_Required work_. Filter the entries below, keeping only lines with the word "image".

Dataset excerpt:
↓
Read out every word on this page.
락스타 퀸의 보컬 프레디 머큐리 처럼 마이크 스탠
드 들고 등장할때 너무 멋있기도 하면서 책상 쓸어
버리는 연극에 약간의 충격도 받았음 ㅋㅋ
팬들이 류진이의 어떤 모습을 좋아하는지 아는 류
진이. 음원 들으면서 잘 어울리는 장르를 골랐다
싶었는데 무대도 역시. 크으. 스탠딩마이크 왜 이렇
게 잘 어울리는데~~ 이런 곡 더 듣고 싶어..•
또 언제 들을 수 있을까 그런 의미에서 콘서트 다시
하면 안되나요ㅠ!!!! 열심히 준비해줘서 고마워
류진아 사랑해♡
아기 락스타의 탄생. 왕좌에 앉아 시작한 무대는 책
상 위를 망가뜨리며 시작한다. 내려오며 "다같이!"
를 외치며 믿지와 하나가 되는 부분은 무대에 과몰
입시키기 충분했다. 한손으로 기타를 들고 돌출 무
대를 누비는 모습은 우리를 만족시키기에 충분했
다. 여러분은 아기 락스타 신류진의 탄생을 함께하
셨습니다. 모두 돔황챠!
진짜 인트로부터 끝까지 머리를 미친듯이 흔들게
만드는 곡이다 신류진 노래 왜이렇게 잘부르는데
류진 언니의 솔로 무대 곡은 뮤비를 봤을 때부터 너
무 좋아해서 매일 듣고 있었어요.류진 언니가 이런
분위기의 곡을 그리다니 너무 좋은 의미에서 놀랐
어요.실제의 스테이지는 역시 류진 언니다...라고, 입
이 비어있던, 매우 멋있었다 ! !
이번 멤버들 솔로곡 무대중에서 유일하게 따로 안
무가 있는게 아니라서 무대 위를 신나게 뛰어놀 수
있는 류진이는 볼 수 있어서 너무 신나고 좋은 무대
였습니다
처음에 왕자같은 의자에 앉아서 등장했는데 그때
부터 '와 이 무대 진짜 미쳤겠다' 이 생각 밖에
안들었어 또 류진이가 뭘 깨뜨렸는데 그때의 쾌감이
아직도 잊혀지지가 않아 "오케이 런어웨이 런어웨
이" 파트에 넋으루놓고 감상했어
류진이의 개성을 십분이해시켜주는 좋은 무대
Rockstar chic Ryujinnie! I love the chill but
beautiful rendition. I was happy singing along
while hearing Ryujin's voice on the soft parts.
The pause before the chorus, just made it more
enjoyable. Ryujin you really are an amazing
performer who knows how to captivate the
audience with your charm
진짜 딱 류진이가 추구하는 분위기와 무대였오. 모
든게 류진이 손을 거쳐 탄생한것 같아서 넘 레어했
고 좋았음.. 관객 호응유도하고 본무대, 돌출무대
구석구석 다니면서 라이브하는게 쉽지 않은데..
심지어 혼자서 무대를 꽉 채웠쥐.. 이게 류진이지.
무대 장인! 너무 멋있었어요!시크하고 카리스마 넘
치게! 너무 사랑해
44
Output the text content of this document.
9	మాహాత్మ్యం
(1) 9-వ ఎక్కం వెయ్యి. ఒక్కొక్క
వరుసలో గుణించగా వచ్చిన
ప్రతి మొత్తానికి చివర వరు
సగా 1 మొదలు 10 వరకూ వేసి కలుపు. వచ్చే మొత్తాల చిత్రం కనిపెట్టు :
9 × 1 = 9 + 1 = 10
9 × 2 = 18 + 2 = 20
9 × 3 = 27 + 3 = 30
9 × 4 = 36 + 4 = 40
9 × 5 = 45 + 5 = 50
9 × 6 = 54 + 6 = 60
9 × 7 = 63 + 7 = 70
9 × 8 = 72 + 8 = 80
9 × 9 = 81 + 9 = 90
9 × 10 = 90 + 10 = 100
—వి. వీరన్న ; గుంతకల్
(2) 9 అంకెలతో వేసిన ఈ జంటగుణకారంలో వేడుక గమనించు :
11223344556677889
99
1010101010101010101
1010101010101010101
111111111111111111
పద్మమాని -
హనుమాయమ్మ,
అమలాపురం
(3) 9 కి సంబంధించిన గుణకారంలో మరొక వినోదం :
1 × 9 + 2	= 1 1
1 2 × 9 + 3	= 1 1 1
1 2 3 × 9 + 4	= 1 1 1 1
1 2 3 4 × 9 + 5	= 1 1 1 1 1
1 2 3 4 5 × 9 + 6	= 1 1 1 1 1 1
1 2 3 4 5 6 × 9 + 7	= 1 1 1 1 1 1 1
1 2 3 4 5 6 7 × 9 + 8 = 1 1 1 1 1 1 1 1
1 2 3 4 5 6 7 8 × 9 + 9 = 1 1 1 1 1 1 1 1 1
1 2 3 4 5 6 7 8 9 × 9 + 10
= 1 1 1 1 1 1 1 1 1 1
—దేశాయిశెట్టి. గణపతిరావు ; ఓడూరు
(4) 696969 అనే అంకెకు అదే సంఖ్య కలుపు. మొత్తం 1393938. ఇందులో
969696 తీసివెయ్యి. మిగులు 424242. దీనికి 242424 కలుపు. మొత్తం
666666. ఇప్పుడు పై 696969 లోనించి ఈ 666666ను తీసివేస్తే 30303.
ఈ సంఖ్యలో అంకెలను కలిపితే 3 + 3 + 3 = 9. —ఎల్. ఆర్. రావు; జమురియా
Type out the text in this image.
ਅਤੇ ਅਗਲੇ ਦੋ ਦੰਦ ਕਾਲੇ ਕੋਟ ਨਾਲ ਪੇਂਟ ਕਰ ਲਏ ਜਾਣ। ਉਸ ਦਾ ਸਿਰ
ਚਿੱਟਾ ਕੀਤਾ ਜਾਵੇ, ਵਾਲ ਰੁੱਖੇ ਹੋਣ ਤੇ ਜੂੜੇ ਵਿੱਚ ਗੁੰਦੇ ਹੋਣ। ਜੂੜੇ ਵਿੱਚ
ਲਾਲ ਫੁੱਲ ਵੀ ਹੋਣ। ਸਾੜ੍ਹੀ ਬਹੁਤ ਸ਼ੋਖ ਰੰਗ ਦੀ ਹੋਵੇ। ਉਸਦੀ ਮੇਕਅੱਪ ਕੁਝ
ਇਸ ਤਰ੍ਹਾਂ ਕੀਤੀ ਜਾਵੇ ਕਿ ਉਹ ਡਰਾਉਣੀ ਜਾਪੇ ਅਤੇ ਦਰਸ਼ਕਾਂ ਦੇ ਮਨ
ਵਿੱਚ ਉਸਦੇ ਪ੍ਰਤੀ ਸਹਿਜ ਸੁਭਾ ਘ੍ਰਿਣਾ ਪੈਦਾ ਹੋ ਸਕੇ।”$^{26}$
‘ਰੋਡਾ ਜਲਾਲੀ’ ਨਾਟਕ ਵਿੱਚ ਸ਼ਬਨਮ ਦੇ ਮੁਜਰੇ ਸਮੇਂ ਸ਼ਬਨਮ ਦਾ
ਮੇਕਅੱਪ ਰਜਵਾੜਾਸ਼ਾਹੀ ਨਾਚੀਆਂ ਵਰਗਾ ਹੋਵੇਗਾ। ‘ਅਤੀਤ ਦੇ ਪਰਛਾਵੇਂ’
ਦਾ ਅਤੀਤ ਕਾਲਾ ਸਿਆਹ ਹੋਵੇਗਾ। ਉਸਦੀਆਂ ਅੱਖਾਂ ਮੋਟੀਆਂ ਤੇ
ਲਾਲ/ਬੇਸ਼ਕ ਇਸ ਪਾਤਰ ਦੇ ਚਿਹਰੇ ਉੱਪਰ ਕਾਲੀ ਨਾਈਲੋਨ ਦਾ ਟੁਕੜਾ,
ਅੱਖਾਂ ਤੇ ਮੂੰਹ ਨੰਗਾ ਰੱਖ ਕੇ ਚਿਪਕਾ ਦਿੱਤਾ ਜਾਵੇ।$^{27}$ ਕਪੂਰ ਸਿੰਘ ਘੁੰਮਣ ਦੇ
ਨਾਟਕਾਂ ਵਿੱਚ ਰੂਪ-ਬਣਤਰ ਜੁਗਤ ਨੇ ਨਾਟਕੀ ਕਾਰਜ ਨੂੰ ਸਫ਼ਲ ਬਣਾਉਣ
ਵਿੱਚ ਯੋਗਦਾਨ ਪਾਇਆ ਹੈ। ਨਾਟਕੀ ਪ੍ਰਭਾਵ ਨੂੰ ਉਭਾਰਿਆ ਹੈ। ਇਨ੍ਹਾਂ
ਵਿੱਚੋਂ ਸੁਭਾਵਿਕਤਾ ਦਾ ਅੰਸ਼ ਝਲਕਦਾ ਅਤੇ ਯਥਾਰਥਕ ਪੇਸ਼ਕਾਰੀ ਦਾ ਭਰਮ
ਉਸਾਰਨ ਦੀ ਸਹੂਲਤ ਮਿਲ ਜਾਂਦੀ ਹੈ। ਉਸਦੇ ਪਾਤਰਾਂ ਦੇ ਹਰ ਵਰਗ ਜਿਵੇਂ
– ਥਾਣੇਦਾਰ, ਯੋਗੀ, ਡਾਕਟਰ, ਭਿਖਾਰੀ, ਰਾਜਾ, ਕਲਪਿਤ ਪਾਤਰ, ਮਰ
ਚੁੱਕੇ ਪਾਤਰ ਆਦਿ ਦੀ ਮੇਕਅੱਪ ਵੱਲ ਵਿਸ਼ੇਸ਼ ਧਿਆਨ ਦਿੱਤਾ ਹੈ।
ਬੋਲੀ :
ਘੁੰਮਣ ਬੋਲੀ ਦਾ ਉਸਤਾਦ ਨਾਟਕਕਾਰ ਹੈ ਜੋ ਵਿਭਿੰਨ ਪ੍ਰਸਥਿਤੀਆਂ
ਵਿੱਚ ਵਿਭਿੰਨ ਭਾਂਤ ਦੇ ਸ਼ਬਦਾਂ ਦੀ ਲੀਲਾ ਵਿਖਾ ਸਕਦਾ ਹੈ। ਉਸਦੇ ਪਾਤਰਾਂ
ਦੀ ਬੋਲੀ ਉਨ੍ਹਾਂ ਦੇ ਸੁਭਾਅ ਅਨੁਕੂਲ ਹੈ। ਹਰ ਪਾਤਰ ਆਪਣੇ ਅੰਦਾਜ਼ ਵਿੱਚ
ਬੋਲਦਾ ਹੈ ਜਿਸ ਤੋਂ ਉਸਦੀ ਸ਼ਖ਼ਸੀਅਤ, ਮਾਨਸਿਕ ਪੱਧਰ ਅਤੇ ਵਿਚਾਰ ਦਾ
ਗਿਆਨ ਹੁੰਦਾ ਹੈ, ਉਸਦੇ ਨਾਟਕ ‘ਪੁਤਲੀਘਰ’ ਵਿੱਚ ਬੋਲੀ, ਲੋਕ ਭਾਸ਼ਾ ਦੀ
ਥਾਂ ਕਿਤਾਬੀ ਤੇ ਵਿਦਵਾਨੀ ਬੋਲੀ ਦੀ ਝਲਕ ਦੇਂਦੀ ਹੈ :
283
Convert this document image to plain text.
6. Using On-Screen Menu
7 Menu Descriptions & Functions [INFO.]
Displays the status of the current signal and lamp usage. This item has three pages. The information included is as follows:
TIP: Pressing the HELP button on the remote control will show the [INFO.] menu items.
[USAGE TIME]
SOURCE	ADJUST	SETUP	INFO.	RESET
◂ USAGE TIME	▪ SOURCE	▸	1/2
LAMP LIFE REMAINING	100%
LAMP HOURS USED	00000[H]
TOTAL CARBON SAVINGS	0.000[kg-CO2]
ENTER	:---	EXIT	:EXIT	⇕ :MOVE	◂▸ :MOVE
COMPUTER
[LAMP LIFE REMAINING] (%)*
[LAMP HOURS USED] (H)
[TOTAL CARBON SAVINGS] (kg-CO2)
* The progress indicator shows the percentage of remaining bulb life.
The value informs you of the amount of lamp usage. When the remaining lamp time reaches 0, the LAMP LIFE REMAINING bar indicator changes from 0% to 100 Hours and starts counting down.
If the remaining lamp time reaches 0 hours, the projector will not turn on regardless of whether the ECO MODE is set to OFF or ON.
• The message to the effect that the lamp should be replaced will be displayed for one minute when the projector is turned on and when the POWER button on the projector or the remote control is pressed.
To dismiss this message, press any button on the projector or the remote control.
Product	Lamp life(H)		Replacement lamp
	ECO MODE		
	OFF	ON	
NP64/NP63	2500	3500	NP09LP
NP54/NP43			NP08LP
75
↑
_Exercise output_.
Type out the text in this image.
Convert this document image to plain text.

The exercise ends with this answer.